Problem to solve>
Print the records below exactly as they appear.
--- start ---
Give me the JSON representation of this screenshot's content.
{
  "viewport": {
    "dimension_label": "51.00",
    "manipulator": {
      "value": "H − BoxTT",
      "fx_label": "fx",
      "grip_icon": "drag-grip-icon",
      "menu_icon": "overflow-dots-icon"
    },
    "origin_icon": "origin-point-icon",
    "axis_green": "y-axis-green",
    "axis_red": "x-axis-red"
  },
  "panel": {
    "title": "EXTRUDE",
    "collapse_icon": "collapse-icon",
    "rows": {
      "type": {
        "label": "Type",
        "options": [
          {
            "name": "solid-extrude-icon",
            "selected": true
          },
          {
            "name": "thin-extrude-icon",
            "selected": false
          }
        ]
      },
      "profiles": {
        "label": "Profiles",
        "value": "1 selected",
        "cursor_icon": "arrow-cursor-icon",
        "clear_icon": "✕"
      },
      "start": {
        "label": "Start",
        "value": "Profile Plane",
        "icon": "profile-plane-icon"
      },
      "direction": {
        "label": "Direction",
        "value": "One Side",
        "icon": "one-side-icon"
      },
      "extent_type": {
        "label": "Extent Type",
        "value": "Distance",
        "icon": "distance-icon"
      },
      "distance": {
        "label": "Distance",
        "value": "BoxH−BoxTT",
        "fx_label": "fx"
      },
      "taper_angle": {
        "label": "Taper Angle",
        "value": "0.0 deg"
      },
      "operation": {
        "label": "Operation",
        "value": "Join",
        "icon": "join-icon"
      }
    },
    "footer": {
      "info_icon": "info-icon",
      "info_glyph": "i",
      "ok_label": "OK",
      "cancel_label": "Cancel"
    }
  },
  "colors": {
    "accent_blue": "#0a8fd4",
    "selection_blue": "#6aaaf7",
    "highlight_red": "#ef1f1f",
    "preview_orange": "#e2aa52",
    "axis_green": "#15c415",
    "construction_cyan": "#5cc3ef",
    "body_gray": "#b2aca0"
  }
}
--- end ---
Problem solution>
Give me the JSON representation of this screenshot's content.
{
  "viewport": {
    "dimension_label": "51.00",
    "manipulator": {
      "value": "H − BoxTT",
      "fx_label": "fx",
      "grip_icon": "drag-grip-icon",
      "menu_icon": "overflow-dots-icon"
    },
    "origin_icon": "origin-point-icon",
    "axis_green": "y-axis-green",
    "axis_red": "x-axis-red"
  },
  "panel": {
    "title": "EXTRUDE",
    "collapse_icon": "collapse-icon",
    "rows": {
      "type": {
        "label": "Type",
        "options": [
          {
            "name": "solid-extrude-icon",
            "selected": true
          },
          {
            "name": "thin-extrude-icon",
            "selected": false
          }
        ]
      },
      "profiles": {
        "label": "Profiles",
        "value": "1 selected",
        "cursor_icon": "arrow-cursor-icon",
        "clear_icon": "✕"
      },
      "start": {
        "label": "Start",
        "value": "Profile Plane",
        "icon": "profile-plane-icon"
      },
      "direction": {
        "label": "Direction",
        "value": "One Side",
        "icon": "one-side-icon"
      },
      "extent_type": {
        "label": "Extent Type",
        "value": "Distance",
        "icon": "distance-icon"
      },
      "distance": {
        "label": "Distance",
        "value": "BoxH−BoxTT",
        "fx_label": "fx"
      },
      "taper_angle": {
        "label": "Taper Angle",
        "value": "0.0 deg"
      },
      "operation": {
        "label": "Operation",
        "value": "Join",
        "icon": "join-icon"
      }
    },
    "footer": {
      "info_icon": "info-icon",
      "info_glyph": "i",
      "ok_label": "OK",
      "cancel_label": "Cancel"
    }
  },
  "colors": {
    "accent_blue": "#0a8fd4",
    "selection_blue": "#6aaaf7",
    "highlight_red": "#ef1f1f",
    "preview_orange": "#e2aa52",
    "axis_green": "#15c415",
    "construction_cyan": "#5cc3ef",
    "body_gray": "#b2aca0"
  }
}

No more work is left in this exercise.